* Task details
All of the records listed below should be retyped exactly.

BEGIN Input records

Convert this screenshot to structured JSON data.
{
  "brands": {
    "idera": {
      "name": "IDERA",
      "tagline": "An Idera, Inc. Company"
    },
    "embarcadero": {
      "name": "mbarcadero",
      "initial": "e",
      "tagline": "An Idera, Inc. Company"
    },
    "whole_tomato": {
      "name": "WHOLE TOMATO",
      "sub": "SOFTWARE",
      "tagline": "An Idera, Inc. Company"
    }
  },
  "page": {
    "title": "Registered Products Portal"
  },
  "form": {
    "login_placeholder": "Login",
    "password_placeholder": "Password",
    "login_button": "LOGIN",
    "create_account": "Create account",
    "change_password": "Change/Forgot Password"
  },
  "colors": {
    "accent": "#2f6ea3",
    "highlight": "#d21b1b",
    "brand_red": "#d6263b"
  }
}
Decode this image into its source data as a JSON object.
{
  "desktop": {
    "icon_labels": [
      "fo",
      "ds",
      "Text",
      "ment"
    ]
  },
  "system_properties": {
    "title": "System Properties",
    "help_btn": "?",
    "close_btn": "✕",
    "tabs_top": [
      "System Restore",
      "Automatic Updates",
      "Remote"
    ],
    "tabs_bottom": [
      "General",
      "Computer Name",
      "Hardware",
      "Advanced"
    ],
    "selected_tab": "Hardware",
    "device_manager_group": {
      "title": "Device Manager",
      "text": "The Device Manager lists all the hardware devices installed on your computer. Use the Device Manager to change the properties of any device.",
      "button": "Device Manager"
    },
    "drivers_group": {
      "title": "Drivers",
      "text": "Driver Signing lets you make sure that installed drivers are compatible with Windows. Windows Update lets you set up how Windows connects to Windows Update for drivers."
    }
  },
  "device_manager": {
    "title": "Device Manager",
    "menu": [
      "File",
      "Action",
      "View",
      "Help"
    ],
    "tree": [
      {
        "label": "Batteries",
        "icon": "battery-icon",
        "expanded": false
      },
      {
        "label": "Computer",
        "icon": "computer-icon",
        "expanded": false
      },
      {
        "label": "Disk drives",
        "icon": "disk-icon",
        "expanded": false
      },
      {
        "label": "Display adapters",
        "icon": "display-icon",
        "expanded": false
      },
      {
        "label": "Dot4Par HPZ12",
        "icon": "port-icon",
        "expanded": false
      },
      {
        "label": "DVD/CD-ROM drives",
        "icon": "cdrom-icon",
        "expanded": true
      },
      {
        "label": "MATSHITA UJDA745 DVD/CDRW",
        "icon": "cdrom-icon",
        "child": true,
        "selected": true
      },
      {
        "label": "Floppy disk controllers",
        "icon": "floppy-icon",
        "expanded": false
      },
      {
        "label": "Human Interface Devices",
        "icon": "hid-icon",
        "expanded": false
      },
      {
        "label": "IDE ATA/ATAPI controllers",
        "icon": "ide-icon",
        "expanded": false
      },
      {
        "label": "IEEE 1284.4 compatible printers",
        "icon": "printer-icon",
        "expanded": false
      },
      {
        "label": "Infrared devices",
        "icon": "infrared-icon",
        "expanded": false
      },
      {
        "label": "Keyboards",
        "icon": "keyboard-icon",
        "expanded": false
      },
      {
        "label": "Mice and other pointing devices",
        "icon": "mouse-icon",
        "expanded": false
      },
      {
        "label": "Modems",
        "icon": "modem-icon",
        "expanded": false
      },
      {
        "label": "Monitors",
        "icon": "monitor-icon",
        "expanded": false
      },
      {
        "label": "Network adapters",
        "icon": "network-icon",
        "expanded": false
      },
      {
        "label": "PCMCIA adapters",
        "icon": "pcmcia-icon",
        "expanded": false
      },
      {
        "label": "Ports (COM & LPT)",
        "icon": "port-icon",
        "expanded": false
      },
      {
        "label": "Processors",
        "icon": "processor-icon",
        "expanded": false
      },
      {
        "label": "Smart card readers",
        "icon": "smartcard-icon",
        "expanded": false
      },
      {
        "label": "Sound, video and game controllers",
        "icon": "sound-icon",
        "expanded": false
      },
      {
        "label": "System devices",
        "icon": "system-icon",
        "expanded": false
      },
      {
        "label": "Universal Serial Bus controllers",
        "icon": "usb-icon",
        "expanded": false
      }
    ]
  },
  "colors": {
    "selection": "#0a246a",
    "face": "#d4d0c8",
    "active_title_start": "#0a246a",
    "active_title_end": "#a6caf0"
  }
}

END Input records

* Answer to this exercise
Convert this screenshot to structured JSON data.
{
  "brands": {
    "idera": {
      "name": "IDERA",
      "tagline": "An Idera, Inc. Company"
    },
    "embarcadero": {
      "name": "mbarcadero",
      "initial": "e",
      "tagline": "An Idera, Inc. Company"
    },
    "whole_tomato": {
      "name": "WHOLE TOMATO",
      "sub": "SOFTWARE",
      "tagline": "An Idera, Inc. Company"
    }
  },
  "page": {
    "title": "Registered Products Portal"
  },
  "form": {
    "login_placeholder": "Login",
    "password_placeholder": "Password",
    "login_button": "LOGIN",
    "create_account": "Create account",
    "change_password": "Change/Forgot Password"
  },
  "colors": {
    "accent": "#2f6ea3",
    "highlight": "#d21b1b",
    "brand_red": "#d6263b"
  }
}
Decode this image into its source data as a JSON object.
{
  "desktop": {
    "icon_labels": [
      "fo",
      "ds",
      "Text",
      "ment"
    ]
  },
  "system_properties": {
    "title": "System Properties",
    "help_btn": "?",
    "close_btn": "✕",
    "tabs_top": [
      "System Restore",
      "Automatic Updates",
      "Remote"
    ],
    "tabs_bottom": [
      "General",
      "Computer Name",
      "Hardware",
      "Advanced"
    ],
    "selected_tab": "Hardware",
    "device_manager_group": {
      "title": "Device Manager",
      "text": "The Device Manager lists all the hardware devices installed on your computer. Use the Device Manager to change the properties of any device.",
      "button": "Device Manager"
    },
    "drivers_group": {
      "title": "Drivers",
      "text": "Driver Signing lets you make sure that installed drivers are compatible with Windows. Windows Update lets you set up how Windows connects to Windows Update for drivers."
    }
  },
  "device_manager": {
    "title": "Device Manager",
    "menu": [
      "File",
      "Action",
      "View",
      "Help"
    ],
    "tree": [
      {
        "label": "Batteries",
        "icon": "battery-icon",
        "expanded": false
      },
      {
        "label": "Computer",
        "icon": "computer-icon",
        "expanded": false
      },
      {
        "label": "Disk drives",
        "icon": "disk-icon",
        "expanded": false
      },
      {
        "label": "Display adapters",
        "icon": "display-icon",
        "expanded": false
      },
      {
        "label": "Dot4Par HPZ12",
        "icon": "port-icon",
        "expanded": false
      },
      {
        "label": "DVD/CD-ROM drives",
        "icon": "cdrom-icon",
        "expanded": true
      },
      {
        "label": "MATSHITA UJDA745 DVD/CDRW",
        "icon": "cdrom-icon",
        "child": true,
        "selected": true
      },
      {
        "label": "Floppy disk controllers",
        "icon": "floppy-icon",
        "expanded": false
      },
      {
        "label": "Human Interface Devices",
        "icon": "hid-icon",
        "expanded": false
      },
      {
        "label": "IDE ATA/ATAPI controllers",
        "icon": "ide-icon",
        "expanded": false
      },
      {
        "label": "IEEE 1284.4 compatible printers",
        "icon": "printer-icon",
        "expanded": false
      },
      {
        "label": "Infrared devices",
        "icon": "infrared-icon",
        "expanded": false
      },
      {
        "label": "Keyboards",
        "icon": "keyboard-icon",
        "expanded": false
      },
      {
        "label": "Mice and other pointing devices",
        "icon": "mouse-icon",
        "expanded": false
      },
      {
        "label": "Modems",
        "icon": "modem-icon",
        "expanded": false
      },
      {
        "label": "Monitors",
        "icon": "monitor-icon",
        "expanded": false
      },
      {
        "label": "Network adapters",
        "icon": "network-icon",
        "expanded": false
      },
      {
        "label": "PCMCIA adapters",
        "icon": "pcmcia-icon",
        "expanded": false
      },
      {
        "label": "Ports (COM & LPT)",
        "icon": "port-icon",
        "expanded": false
      },
      {
        "label": "Processors",
        "icon": "processor-icon",
        "expanded": false
      },
      {
        "label": "Smart card readers",
        "icon": "smartcard-icon",
        "expanded": false
      },
      {
        "label": "Sound, video and game controllers",
        "icon": "sound-icon",
        "expanded": false
      },
      {
        "label": "System devices",
        "icon": "system-icon",
        "expanded": false
      },
      {
        "label": "Universal Serial Bus controllers",
        "icon": "usb-icon",
        "expanded": false
      }
    ]
  },
  "colors": {
    "selection": "#0a246a",
    "face": "#d4d0c8",
    "active_title_start": "#0a246a",
    "active_title_end": "#a6caf0"
  }
}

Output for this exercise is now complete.